▸ **INFORMATION SUPPLIED**:
[start]

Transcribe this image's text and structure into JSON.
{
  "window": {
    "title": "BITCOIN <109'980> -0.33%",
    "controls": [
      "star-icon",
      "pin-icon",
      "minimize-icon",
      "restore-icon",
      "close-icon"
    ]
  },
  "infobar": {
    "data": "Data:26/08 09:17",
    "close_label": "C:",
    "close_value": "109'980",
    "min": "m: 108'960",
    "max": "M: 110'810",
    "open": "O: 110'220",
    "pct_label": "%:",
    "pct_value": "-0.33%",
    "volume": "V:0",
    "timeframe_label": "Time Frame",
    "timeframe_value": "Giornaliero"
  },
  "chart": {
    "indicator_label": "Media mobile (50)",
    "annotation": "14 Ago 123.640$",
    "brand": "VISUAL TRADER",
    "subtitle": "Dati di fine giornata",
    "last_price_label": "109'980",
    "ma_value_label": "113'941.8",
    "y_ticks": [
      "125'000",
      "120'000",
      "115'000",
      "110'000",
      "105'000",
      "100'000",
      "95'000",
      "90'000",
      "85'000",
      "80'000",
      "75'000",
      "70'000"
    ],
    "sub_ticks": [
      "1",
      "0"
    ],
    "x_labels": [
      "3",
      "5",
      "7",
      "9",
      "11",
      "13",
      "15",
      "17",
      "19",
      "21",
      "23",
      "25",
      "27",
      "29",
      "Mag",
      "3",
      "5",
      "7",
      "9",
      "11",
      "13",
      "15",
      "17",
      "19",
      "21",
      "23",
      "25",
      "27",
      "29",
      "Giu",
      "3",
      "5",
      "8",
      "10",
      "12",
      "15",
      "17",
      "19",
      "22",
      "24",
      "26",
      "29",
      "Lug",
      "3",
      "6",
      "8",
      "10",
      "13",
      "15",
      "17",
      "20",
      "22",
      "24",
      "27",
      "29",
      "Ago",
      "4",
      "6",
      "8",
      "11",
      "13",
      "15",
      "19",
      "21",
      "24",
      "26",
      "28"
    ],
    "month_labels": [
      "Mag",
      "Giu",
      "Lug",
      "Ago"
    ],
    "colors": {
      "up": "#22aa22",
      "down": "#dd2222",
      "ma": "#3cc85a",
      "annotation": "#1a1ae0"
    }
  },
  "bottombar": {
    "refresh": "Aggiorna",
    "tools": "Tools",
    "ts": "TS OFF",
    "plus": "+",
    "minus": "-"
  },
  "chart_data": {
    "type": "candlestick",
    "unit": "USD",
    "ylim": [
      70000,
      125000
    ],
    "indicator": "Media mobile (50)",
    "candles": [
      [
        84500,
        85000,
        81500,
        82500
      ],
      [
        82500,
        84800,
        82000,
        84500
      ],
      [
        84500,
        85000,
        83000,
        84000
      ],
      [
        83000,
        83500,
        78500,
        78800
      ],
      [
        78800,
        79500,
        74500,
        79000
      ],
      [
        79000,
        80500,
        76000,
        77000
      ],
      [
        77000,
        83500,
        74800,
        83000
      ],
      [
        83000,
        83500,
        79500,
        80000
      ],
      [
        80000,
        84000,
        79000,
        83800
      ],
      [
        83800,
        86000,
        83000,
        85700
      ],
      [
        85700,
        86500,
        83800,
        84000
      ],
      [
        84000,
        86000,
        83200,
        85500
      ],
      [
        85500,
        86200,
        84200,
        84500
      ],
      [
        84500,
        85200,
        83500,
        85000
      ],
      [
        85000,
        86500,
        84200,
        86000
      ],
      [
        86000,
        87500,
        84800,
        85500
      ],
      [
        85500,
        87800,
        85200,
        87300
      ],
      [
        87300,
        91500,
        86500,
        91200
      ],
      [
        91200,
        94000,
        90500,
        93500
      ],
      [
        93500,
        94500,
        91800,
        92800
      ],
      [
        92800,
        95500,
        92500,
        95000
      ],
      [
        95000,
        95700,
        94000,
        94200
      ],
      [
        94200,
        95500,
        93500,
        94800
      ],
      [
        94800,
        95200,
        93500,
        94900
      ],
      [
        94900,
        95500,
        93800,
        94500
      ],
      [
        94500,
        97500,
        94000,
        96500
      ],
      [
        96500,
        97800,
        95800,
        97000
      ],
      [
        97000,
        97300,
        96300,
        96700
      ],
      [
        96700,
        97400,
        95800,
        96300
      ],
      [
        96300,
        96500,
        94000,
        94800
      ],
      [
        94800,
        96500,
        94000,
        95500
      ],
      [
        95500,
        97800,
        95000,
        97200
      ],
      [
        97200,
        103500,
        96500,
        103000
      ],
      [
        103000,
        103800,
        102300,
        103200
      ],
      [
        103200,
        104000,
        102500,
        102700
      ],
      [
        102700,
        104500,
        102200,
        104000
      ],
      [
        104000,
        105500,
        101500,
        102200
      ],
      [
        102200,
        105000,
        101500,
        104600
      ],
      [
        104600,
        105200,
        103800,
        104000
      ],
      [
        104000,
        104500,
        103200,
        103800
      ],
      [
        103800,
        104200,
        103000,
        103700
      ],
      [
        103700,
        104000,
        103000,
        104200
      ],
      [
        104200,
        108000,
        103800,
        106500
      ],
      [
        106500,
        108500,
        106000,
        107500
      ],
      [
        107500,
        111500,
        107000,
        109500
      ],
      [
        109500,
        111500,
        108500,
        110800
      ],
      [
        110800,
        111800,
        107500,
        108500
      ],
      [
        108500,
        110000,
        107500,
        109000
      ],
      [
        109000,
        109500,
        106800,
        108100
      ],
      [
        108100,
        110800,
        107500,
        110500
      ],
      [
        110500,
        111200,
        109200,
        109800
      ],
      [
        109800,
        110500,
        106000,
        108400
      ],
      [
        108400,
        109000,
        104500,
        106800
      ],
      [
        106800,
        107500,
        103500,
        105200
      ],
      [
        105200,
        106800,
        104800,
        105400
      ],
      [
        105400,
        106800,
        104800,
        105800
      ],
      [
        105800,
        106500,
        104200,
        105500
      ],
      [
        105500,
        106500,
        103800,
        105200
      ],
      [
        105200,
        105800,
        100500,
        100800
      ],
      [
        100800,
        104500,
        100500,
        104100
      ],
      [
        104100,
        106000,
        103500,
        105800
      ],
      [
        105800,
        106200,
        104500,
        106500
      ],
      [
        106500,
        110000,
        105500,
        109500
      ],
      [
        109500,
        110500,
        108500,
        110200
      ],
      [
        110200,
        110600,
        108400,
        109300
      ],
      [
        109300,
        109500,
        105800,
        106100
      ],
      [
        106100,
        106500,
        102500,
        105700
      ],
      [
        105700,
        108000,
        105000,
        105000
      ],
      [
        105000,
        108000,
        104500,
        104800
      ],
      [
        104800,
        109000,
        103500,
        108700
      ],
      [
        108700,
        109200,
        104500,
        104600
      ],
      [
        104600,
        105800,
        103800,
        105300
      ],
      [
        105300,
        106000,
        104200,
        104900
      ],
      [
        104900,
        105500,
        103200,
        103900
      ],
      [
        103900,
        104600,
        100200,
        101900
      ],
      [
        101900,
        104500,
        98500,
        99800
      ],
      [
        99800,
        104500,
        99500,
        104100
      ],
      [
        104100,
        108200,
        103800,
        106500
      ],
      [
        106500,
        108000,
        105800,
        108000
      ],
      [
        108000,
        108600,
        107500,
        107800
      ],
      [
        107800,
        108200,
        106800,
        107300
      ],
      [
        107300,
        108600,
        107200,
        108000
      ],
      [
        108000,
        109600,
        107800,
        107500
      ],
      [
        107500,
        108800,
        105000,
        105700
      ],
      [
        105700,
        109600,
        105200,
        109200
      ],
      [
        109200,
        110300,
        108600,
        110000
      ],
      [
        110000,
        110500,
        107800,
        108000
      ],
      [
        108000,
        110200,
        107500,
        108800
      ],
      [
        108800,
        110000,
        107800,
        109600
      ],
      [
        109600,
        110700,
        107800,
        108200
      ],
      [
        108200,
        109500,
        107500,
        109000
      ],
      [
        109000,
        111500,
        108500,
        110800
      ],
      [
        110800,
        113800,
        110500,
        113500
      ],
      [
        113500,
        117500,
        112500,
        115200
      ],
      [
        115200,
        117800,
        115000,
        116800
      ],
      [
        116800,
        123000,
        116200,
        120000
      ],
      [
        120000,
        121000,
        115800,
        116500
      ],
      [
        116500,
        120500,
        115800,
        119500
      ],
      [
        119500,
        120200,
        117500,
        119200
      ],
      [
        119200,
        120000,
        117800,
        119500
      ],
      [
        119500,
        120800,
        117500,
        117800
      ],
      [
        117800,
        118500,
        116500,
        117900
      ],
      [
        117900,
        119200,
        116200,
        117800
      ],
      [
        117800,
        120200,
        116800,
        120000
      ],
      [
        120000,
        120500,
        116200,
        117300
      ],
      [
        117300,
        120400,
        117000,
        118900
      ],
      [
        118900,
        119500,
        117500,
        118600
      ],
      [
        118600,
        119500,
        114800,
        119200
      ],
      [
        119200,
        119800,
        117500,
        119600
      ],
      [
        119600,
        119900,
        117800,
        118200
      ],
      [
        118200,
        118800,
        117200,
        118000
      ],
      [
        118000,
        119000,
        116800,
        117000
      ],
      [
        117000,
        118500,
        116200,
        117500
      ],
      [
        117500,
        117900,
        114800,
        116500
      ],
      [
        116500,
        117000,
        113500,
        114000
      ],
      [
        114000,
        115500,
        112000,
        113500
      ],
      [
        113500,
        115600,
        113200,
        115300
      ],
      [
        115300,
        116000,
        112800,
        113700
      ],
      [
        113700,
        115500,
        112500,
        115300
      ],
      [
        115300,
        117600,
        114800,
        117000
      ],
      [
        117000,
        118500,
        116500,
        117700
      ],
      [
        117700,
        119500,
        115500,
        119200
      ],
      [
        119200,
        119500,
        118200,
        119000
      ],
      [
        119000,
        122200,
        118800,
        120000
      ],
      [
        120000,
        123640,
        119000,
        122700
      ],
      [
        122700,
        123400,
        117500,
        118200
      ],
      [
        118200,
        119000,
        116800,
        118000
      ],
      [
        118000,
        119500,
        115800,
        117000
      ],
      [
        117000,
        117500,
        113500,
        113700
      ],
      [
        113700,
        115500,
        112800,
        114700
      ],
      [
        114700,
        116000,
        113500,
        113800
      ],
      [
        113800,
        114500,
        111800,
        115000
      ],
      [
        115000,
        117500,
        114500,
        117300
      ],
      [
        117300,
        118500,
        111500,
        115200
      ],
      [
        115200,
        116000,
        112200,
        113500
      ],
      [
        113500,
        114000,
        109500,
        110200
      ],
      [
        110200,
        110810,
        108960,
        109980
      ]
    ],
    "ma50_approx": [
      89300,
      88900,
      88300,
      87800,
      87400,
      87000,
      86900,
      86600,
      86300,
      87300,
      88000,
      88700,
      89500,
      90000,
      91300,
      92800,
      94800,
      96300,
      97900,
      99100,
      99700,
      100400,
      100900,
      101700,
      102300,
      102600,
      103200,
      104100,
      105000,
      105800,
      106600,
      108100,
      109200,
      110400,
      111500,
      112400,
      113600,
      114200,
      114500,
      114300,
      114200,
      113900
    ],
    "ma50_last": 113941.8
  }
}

[end]

Review the material and copy each line in which the word "Media" appears.

▸ **SOLUTION**:
    "indicator_label": "Media mobile (50)",
    "indicator": "Media mobile (50)",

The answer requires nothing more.